**PROVIDED MATERIAL**
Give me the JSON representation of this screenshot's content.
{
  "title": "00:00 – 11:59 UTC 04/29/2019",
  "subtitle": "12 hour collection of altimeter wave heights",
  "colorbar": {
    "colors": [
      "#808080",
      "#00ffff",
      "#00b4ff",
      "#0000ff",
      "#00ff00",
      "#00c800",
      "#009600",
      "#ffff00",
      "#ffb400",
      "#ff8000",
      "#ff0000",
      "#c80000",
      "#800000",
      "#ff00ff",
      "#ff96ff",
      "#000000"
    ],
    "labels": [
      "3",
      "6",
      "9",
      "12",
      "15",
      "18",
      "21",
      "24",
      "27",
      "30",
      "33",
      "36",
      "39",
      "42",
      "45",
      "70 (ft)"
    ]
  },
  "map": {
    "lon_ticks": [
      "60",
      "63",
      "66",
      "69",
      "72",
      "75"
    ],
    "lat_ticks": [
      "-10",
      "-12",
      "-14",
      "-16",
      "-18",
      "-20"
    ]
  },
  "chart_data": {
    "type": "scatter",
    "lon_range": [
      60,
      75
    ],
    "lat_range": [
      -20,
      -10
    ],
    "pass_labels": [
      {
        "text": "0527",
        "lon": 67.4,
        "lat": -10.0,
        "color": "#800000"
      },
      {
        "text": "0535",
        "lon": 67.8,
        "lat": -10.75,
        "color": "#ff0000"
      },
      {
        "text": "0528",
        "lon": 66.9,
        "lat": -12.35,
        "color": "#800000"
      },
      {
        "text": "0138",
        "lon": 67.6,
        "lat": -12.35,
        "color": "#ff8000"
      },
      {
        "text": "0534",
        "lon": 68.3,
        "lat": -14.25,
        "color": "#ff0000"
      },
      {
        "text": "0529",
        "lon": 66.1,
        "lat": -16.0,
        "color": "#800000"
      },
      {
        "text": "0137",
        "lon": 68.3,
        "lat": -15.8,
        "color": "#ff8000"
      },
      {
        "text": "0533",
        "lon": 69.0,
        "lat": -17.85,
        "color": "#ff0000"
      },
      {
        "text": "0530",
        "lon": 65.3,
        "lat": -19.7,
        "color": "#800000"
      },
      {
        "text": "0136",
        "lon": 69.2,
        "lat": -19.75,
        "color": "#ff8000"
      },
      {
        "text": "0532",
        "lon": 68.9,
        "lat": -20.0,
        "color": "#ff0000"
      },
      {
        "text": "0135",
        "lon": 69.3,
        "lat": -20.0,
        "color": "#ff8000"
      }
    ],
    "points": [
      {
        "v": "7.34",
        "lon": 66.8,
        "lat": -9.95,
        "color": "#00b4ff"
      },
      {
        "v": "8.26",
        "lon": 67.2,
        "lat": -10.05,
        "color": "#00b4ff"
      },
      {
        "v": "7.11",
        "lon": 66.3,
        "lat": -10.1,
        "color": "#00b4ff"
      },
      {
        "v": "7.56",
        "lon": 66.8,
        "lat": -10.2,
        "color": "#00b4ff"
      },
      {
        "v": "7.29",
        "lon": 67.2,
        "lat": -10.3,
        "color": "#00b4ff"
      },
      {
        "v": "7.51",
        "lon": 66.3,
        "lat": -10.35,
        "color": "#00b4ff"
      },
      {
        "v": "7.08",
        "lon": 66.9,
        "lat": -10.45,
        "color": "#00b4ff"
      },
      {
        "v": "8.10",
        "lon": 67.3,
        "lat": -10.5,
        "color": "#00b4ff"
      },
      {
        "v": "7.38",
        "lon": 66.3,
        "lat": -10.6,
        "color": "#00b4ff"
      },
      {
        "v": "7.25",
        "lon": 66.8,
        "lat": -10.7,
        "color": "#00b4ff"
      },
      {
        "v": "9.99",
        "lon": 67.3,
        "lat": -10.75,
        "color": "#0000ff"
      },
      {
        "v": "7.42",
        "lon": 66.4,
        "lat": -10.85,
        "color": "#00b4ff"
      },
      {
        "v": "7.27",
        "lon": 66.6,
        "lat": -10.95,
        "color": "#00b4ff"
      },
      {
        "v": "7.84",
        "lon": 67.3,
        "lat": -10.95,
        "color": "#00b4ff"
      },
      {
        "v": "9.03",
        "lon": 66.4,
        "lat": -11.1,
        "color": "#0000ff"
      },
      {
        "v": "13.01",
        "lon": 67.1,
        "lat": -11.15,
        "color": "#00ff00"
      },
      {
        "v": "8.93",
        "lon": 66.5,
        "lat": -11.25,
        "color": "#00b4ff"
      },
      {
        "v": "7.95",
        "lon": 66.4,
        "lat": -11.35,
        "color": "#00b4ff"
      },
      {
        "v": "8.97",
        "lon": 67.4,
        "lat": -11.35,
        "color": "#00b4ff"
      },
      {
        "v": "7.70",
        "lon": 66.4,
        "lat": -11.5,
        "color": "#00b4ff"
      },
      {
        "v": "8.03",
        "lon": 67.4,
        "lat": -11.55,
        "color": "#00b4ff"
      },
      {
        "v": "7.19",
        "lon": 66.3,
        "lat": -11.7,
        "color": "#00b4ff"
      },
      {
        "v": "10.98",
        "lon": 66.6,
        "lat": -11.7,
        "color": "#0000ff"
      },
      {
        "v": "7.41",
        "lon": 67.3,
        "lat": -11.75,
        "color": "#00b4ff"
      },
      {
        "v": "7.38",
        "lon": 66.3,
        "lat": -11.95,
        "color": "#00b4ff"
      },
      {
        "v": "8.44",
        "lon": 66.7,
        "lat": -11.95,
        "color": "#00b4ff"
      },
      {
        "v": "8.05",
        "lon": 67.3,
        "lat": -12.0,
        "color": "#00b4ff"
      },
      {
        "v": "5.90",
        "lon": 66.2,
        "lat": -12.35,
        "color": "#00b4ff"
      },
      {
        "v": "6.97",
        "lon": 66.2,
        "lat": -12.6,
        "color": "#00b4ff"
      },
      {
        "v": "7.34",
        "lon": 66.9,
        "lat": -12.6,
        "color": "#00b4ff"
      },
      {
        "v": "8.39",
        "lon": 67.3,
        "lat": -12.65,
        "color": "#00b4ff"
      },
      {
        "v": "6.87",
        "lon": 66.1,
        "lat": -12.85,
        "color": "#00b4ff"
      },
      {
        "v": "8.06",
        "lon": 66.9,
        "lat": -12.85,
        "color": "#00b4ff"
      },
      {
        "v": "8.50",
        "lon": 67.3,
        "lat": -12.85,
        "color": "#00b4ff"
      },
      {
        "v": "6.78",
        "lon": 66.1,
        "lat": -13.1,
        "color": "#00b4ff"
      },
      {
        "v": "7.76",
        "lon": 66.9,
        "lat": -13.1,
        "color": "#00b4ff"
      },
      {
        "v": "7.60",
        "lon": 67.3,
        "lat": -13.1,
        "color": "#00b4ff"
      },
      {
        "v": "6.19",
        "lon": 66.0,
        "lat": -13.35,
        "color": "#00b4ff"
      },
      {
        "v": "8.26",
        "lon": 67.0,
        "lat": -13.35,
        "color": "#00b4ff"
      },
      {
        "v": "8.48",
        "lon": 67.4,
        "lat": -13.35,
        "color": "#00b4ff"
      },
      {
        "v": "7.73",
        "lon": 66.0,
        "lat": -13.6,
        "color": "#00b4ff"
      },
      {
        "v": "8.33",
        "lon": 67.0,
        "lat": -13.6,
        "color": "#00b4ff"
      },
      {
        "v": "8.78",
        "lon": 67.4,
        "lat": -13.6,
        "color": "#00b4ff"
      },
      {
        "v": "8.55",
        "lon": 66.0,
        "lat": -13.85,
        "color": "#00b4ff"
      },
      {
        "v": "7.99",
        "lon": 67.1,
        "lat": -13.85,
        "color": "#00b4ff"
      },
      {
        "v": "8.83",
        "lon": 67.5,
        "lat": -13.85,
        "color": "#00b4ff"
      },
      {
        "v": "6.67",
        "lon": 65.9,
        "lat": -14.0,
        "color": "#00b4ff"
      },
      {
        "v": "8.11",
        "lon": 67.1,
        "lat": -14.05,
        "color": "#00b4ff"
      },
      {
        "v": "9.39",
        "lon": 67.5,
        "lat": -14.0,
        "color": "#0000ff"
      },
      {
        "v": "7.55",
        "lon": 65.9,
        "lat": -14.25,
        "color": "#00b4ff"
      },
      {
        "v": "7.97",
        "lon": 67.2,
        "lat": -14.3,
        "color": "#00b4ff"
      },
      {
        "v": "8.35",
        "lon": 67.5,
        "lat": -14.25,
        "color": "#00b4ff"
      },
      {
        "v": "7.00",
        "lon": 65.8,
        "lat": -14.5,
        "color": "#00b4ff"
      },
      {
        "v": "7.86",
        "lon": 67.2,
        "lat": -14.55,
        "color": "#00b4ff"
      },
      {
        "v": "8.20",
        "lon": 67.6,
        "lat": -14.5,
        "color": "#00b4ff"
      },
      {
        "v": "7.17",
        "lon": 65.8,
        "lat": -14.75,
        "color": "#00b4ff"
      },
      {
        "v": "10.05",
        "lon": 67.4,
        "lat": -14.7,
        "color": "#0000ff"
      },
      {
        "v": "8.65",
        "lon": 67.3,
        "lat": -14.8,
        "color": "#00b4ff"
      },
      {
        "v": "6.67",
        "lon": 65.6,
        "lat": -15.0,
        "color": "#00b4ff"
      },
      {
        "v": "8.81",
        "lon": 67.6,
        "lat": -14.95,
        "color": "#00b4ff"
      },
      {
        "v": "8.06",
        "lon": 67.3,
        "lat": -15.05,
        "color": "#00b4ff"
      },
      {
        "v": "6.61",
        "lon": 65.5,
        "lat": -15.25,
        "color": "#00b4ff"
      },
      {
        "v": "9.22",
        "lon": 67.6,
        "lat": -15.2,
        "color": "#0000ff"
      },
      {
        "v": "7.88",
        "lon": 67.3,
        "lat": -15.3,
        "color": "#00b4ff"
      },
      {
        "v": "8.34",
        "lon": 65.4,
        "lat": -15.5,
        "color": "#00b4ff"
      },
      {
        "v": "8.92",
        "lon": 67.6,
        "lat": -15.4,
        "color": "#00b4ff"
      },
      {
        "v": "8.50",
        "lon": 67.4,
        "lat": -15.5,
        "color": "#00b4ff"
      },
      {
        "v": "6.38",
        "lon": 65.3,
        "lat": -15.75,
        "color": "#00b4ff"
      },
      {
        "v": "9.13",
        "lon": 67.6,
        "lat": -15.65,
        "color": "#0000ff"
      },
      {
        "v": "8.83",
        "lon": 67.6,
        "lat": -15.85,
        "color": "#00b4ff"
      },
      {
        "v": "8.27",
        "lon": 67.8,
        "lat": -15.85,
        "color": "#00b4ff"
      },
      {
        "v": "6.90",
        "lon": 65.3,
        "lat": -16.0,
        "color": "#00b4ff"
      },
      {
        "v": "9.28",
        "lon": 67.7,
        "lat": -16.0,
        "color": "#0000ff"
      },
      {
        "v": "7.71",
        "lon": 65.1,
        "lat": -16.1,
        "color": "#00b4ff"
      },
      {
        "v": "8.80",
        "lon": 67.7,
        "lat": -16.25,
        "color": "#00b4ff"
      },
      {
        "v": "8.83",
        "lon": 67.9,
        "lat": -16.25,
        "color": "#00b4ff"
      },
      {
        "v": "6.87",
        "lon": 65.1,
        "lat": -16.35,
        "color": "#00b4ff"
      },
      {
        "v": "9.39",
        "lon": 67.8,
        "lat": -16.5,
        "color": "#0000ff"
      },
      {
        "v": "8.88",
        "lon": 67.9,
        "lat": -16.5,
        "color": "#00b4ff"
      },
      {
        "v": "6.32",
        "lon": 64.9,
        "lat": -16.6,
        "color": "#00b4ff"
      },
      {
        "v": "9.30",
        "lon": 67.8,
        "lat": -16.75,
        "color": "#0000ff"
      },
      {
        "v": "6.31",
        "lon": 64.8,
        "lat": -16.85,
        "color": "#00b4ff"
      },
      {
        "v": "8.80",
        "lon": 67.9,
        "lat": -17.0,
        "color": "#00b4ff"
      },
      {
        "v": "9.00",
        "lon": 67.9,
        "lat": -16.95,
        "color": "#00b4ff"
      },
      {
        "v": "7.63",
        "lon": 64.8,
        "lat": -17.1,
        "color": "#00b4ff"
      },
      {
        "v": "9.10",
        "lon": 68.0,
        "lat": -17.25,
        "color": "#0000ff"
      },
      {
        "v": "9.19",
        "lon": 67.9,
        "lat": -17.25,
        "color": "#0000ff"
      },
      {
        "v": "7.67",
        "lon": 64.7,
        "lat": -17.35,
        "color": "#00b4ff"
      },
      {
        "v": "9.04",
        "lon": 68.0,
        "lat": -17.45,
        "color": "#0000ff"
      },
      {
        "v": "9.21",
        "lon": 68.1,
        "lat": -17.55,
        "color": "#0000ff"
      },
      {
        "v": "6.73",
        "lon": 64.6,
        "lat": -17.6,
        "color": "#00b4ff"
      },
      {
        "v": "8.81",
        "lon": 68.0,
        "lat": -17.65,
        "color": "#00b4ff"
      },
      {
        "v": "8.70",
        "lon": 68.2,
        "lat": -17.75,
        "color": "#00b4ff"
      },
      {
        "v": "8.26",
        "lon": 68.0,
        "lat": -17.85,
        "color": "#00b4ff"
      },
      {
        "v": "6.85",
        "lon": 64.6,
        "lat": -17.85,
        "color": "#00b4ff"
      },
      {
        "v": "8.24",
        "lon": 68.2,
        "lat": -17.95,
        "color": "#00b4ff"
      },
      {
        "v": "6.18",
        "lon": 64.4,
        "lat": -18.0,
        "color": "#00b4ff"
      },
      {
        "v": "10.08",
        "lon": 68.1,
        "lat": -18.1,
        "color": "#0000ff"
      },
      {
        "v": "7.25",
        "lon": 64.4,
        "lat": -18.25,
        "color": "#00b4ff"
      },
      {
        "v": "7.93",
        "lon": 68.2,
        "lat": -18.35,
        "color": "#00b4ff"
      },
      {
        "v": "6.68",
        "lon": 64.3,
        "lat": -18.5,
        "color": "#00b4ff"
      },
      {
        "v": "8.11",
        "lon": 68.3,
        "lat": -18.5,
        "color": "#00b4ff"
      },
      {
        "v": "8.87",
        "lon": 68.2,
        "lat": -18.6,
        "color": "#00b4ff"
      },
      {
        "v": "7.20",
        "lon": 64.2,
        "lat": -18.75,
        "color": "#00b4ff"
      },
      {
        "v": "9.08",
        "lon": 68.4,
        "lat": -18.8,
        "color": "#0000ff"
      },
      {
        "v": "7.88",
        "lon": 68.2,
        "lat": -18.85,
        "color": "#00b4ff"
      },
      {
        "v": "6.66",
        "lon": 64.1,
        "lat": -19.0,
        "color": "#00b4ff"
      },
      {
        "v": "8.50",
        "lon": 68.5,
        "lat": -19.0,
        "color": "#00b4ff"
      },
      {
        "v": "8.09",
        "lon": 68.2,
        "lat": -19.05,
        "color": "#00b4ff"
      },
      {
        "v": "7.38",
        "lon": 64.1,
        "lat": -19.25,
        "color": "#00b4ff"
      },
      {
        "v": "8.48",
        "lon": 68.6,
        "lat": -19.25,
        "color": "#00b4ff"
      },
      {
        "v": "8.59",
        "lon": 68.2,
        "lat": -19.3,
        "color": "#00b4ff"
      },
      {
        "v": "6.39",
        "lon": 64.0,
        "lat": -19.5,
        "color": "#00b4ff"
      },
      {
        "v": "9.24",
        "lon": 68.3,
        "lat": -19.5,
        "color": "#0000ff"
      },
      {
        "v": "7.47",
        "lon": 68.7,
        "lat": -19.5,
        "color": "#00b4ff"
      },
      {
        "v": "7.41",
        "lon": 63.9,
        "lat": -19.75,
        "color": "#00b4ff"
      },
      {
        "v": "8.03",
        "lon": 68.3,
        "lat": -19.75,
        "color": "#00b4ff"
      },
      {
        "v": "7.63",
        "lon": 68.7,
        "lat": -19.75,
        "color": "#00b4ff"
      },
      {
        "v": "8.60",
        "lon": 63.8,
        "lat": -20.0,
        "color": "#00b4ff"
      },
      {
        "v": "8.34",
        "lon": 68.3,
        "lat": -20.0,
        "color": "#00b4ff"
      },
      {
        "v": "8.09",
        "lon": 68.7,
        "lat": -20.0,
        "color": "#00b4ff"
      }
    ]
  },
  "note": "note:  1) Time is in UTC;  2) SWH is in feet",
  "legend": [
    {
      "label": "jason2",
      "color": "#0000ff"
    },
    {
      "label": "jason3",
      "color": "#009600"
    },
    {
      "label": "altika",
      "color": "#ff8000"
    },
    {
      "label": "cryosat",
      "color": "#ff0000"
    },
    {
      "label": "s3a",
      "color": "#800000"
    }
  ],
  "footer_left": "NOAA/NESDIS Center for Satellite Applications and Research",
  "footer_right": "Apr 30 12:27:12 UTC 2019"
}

**SET EXERCISE**
Pull out all lines from the entries above that include the word "text".

**EXERCISE ANSWER**
        "text": "0527",
        "text": "0535",
        "text": "0528",
        "text": "0138",
        "text": "0534",
        "text": "0529",
        "text": "0137",
        "text": "0533",
        "text": "0530",
        "text": "0136",
        "text": "0532",
        "text": "0135",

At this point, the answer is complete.